* Begin *

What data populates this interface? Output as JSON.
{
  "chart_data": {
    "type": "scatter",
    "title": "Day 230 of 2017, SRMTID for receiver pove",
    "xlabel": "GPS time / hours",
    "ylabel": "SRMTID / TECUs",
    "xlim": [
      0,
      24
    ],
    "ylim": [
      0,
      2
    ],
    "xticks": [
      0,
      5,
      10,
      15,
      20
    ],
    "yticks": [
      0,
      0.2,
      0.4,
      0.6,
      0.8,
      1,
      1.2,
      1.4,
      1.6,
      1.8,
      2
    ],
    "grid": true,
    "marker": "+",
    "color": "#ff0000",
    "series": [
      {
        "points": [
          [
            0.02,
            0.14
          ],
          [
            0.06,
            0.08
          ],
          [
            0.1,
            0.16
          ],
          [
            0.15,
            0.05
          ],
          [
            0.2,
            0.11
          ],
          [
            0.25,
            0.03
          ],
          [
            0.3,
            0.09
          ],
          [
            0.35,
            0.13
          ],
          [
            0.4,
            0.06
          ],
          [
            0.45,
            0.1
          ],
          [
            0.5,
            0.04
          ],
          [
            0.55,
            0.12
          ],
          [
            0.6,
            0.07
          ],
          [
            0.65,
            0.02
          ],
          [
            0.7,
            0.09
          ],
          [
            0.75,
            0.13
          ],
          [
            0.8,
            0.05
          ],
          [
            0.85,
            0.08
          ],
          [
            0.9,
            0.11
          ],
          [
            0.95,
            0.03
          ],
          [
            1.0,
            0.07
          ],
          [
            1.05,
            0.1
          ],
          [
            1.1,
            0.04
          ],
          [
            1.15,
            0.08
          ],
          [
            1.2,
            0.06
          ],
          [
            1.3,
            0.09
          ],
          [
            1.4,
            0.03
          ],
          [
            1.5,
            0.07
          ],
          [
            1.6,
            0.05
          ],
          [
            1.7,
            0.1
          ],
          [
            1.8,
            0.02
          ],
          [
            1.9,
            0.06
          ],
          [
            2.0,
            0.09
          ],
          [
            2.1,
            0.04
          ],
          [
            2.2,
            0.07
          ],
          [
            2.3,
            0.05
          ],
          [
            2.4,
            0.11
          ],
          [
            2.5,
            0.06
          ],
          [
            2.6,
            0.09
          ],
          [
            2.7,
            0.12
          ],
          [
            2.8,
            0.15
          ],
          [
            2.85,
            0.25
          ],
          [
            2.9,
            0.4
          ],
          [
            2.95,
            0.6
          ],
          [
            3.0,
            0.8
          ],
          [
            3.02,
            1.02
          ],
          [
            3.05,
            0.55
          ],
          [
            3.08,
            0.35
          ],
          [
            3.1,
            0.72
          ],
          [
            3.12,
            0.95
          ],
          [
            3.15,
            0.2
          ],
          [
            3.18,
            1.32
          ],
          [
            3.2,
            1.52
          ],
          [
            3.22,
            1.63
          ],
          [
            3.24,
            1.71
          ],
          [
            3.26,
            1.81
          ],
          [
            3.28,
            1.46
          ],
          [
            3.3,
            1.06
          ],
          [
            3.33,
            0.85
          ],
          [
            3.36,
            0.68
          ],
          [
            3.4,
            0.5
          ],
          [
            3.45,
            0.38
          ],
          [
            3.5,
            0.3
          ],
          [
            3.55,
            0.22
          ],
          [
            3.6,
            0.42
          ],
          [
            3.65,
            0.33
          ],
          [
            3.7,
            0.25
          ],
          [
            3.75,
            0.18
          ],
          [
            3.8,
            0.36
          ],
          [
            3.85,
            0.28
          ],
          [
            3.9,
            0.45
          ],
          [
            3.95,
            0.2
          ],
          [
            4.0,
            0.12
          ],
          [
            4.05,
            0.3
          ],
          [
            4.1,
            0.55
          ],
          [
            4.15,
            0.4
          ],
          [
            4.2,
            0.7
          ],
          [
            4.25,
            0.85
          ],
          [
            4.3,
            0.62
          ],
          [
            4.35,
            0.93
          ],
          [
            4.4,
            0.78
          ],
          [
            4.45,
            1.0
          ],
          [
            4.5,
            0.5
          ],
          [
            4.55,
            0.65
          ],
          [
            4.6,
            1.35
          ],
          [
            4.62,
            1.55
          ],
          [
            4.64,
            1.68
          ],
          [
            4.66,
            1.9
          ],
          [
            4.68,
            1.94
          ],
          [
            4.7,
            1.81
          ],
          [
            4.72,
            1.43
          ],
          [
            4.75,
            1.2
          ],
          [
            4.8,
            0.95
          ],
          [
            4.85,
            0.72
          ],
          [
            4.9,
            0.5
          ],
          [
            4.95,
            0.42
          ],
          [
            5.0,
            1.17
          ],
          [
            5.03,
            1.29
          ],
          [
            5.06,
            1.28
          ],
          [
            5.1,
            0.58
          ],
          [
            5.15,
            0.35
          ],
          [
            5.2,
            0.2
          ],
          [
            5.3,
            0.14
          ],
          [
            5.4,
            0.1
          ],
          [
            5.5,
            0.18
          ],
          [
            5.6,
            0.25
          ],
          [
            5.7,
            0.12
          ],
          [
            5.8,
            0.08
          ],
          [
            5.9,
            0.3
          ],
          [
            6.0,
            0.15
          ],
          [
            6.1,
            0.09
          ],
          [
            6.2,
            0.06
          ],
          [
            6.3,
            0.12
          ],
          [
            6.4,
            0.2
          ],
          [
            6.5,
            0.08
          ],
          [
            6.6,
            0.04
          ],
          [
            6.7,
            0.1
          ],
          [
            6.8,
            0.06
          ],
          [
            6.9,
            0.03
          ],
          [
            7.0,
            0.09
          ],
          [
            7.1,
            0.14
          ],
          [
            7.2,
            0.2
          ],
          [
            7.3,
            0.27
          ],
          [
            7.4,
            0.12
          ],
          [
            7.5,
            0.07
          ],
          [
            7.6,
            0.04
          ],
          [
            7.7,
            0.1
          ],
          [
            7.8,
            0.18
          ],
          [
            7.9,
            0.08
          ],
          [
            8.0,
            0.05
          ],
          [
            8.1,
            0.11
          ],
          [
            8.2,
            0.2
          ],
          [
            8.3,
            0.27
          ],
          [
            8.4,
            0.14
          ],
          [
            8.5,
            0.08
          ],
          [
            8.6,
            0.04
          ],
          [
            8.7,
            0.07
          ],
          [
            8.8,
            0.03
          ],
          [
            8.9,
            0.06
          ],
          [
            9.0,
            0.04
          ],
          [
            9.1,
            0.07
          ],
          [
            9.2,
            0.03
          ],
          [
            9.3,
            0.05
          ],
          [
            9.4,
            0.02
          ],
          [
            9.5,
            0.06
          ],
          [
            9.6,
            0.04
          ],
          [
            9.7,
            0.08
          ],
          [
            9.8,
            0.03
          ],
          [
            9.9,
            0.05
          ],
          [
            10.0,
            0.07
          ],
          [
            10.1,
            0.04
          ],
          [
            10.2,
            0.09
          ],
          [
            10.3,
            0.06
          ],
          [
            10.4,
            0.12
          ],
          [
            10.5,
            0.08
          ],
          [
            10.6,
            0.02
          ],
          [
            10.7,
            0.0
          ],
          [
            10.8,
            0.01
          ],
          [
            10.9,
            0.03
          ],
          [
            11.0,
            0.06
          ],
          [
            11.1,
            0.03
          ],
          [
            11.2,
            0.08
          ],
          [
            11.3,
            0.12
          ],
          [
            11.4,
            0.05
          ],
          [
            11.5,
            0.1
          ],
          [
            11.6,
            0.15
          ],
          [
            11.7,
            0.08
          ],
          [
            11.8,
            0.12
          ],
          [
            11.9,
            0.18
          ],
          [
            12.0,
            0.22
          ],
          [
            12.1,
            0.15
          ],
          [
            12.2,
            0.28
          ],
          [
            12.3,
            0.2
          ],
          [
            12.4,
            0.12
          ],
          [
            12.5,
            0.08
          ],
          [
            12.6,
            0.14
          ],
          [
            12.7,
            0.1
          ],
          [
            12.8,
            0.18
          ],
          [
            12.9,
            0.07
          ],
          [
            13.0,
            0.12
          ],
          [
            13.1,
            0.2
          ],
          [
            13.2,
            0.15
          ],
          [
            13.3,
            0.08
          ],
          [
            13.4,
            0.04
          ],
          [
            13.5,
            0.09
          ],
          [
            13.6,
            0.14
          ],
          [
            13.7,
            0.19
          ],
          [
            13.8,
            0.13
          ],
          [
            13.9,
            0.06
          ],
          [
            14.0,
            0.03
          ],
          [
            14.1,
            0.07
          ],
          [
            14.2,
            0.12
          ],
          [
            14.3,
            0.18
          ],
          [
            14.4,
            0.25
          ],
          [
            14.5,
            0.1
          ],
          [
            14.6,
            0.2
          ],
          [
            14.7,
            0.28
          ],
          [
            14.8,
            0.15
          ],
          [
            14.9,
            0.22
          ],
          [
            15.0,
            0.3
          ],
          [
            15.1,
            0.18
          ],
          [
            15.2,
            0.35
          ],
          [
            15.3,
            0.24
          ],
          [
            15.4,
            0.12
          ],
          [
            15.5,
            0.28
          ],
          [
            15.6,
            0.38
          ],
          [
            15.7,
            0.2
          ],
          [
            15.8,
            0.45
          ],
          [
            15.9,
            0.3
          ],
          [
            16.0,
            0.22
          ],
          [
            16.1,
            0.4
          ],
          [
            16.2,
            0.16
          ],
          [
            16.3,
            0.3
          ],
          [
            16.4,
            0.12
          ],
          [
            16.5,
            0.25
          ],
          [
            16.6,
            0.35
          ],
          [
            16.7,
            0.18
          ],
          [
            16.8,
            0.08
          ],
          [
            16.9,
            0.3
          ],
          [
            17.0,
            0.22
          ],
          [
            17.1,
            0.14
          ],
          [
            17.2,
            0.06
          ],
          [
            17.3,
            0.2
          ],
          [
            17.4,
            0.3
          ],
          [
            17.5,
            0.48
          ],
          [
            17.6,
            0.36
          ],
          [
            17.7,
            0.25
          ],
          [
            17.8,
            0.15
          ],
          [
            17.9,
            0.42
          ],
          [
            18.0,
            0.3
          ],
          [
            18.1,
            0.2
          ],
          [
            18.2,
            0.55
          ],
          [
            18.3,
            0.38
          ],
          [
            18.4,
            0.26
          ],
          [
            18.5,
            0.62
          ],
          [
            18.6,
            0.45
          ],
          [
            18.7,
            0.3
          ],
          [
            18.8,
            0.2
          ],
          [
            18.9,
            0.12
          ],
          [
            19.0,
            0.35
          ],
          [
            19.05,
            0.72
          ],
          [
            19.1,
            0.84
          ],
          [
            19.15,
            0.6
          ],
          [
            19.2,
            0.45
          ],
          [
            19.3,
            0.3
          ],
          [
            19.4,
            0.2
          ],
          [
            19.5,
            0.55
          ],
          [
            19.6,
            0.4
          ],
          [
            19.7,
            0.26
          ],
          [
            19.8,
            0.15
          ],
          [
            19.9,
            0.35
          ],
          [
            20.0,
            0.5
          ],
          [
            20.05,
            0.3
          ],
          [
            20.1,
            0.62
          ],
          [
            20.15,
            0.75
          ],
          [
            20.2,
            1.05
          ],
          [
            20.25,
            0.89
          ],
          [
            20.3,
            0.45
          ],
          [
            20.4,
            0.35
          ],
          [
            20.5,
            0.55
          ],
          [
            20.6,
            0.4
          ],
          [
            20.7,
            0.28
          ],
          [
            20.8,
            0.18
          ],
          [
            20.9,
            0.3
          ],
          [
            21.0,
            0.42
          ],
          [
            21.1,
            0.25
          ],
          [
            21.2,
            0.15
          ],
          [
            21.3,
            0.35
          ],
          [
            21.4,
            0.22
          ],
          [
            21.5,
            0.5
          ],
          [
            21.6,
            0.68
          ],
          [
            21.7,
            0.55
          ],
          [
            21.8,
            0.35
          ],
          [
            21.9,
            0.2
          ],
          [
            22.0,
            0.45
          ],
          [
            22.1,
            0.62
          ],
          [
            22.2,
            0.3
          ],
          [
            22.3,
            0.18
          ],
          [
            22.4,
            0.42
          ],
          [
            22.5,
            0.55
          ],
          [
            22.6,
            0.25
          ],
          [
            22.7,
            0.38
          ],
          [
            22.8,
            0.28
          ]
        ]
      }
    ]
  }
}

* End *
* Begin *

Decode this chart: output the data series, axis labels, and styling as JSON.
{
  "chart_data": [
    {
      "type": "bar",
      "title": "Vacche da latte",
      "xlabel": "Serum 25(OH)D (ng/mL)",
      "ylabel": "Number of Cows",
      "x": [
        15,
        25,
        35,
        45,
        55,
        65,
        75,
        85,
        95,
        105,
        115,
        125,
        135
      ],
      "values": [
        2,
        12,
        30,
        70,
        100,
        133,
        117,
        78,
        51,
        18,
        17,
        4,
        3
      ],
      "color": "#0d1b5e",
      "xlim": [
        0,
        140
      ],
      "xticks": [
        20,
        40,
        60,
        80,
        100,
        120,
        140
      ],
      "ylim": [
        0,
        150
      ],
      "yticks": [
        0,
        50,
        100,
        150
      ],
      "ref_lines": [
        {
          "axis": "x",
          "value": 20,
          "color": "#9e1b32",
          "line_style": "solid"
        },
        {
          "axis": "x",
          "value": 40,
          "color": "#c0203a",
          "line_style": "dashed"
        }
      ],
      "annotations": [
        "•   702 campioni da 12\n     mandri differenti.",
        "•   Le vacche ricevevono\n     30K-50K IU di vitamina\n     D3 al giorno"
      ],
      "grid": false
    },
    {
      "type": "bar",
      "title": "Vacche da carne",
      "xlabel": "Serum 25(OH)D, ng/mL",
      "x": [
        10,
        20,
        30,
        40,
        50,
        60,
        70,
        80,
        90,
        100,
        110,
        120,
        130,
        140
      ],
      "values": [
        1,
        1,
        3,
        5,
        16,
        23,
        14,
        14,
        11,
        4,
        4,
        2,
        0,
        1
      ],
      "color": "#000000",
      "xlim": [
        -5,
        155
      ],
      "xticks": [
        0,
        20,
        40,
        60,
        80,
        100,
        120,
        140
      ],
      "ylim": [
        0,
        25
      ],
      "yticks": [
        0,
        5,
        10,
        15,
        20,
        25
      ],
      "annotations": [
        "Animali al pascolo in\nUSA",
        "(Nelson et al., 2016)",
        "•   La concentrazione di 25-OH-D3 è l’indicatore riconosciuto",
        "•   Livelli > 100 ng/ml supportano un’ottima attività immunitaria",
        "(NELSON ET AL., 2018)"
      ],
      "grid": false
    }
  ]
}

* End *

Gather each line holding the string "SRMTID".

Answer to the problem
    "title": "Day 230 of 2017, SRMTID for receiver pove",
    "ylabel": "SRMTID / TECUs",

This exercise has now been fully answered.